*AIM OF THE EXERCISE*
Copy out all lines that hold "SRMTID".

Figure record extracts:
* START *

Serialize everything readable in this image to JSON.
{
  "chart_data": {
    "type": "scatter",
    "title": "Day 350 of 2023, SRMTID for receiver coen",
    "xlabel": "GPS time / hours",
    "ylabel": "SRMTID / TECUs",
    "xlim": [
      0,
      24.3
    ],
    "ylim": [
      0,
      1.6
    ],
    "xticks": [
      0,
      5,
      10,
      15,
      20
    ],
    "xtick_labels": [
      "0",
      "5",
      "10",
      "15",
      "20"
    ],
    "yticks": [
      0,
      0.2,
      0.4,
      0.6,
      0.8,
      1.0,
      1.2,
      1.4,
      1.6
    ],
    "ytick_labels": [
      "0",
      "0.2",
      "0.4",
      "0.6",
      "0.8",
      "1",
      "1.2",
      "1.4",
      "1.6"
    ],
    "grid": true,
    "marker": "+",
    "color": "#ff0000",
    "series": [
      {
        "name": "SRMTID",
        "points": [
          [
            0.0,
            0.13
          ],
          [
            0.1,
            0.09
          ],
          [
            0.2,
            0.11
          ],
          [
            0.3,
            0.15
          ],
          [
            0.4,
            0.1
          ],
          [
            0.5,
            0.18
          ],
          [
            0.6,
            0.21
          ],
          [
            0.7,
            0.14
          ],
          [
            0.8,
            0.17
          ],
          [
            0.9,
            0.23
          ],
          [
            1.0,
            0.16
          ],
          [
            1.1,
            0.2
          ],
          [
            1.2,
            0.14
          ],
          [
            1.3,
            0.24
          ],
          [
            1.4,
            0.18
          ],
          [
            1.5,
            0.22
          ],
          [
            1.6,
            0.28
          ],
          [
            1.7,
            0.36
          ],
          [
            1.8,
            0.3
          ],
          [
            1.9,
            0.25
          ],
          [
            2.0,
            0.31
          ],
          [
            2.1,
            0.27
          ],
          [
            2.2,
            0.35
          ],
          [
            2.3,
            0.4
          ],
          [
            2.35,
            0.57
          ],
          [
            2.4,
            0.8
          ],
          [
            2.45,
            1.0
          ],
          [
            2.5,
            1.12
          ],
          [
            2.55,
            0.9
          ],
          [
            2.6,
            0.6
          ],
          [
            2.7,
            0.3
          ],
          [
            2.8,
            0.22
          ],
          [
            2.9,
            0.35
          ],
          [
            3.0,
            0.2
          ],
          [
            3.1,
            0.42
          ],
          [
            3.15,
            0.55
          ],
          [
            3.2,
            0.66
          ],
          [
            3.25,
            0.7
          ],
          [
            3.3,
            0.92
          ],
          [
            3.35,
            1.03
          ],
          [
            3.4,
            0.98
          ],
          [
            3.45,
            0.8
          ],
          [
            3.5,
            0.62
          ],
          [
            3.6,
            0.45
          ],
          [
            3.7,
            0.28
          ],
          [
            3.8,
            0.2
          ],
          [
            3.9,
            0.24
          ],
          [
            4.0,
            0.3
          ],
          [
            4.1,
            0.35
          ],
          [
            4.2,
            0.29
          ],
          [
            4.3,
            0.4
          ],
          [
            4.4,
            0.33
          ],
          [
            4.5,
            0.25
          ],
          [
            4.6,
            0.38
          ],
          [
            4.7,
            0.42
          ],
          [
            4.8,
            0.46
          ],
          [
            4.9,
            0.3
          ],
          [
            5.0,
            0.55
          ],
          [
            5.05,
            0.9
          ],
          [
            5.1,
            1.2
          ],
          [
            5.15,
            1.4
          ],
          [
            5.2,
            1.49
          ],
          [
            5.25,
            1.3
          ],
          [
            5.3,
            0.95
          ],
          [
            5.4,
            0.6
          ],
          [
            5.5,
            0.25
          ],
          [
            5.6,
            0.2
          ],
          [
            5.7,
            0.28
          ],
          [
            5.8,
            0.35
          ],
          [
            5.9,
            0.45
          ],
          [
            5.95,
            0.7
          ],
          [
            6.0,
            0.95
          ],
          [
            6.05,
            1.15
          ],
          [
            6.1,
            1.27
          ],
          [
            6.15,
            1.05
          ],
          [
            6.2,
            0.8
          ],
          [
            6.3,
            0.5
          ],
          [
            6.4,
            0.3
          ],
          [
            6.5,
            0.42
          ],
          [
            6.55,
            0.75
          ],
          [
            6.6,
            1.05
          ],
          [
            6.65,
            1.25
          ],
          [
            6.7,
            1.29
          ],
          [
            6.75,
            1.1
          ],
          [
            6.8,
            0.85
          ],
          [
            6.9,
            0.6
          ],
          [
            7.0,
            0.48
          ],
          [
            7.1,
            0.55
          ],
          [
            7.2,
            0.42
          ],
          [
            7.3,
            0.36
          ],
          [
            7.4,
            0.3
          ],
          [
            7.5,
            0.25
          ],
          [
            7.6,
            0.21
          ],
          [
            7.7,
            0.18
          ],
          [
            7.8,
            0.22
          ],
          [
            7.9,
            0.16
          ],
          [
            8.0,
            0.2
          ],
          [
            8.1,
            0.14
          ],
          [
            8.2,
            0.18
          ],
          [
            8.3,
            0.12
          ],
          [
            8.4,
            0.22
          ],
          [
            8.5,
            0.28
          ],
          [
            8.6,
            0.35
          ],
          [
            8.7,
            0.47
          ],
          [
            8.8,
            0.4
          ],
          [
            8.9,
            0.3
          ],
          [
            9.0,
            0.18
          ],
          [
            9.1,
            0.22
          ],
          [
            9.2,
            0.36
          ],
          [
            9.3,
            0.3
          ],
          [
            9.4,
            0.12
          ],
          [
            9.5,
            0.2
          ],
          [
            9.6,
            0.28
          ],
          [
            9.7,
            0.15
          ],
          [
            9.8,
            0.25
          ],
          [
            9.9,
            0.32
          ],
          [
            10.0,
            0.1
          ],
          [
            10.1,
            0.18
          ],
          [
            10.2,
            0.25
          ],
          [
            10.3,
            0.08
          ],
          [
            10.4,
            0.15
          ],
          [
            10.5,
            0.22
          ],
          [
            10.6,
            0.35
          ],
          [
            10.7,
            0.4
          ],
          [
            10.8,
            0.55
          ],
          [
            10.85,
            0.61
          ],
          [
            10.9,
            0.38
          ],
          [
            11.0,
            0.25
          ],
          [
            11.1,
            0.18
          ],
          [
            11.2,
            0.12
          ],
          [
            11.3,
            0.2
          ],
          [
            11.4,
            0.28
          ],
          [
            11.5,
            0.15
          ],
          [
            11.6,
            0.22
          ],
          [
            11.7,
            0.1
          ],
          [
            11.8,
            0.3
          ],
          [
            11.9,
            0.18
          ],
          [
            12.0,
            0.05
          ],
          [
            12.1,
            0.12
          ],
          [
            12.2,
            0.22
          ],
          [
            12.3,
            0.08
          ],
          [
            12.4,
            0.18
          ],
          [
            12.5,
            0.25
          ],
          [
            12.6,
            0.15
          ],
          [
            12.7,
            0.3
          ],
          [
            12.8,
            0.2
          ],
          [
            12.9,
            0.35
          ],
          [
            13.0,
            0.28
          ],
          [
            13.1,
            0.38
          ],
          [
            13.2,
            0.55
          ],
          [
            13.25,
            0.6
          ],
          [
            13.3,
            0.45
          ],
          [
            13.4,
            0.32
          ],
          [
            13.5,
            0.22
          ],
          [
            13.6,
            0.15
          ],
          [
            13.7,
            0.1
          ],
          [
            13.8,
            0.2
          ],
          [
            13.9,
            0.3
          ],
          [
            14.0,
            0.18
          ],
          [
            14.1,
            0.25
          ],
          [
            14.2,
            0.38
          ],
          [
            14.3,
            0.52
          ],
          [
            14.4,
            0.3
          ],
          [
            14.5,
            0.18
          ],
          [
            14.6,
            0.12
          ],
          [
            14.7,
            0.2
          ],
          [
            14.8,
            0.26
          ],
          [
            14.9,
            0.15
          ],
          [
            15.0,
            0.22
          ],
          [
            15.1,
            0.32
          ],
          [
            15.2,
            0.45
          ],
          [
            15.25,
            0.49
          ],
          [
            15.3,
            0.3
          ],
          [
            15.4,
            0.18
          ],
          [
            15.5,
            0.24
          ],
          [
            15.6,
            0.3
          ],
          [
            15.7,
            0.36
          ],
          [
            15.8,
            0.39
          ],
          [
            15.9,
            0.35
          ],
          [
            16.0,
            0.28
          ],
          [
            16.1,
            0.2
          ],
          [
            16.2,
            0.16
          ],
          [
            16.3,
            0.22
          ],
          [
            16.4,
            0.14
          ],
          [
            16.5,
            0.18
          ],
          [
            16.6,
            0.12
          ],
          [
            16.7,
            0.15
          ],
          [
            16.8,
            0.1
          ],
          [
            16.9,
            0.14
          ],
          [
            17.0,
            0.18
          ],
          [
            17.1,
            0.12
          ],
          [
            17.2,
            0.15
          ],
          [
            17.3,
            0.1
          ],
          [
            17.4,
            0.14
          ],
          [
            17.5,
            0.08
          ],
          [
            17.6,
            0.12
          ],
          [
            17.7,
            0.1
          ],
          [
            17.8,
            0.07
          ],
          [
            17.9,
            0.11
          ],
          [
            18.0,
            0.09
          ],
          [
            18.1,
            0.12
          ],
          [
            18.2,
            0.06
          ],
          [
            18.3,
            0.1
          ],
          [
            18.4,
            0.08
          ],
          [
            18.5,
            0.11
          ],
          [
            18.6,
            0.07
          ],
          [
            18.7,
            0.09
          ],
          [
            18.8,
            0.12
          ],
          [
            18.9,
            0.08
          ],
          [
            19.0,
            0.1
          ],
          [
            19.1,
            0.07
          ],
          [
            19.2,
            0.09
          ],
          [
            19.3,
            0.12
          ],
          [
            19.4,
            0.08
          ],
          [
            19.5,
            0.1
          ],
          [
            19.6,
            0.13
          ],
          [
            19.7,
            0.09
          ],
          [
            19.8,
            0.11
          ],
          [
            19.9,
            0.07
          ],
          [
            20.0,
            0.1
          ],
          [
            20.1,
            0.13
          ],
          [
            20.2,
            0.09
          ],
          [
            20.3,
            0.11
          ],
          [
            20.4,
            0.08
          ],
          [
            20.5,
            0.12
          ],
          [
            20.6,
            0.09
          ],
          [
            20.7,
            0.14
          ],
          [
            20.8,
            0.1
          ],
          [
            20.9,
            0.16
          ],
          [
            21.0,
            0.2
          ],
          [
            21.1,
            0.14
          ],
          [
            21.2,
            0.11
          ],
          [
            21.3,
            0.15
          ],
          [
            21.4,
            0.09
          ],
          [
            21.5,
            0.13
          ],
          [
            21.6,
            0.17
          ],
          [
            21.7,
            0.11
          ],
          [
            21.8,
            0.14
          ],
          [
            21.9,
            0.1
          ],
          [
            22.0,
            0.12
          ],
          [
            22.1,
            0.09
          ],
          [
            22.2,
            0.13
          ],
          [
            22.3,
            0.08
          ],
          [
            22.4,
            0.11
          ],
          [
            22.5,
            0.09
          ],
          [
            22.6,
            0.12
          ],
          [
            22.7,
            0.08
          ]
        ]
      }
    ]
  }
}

* END *

*THE COMPLETED TASK*
    "title": "Day 350 of 2023, SRMTID for receiver coen",
    "ylabel": "SRMTID / TECUs",
        "name": "SRMTID",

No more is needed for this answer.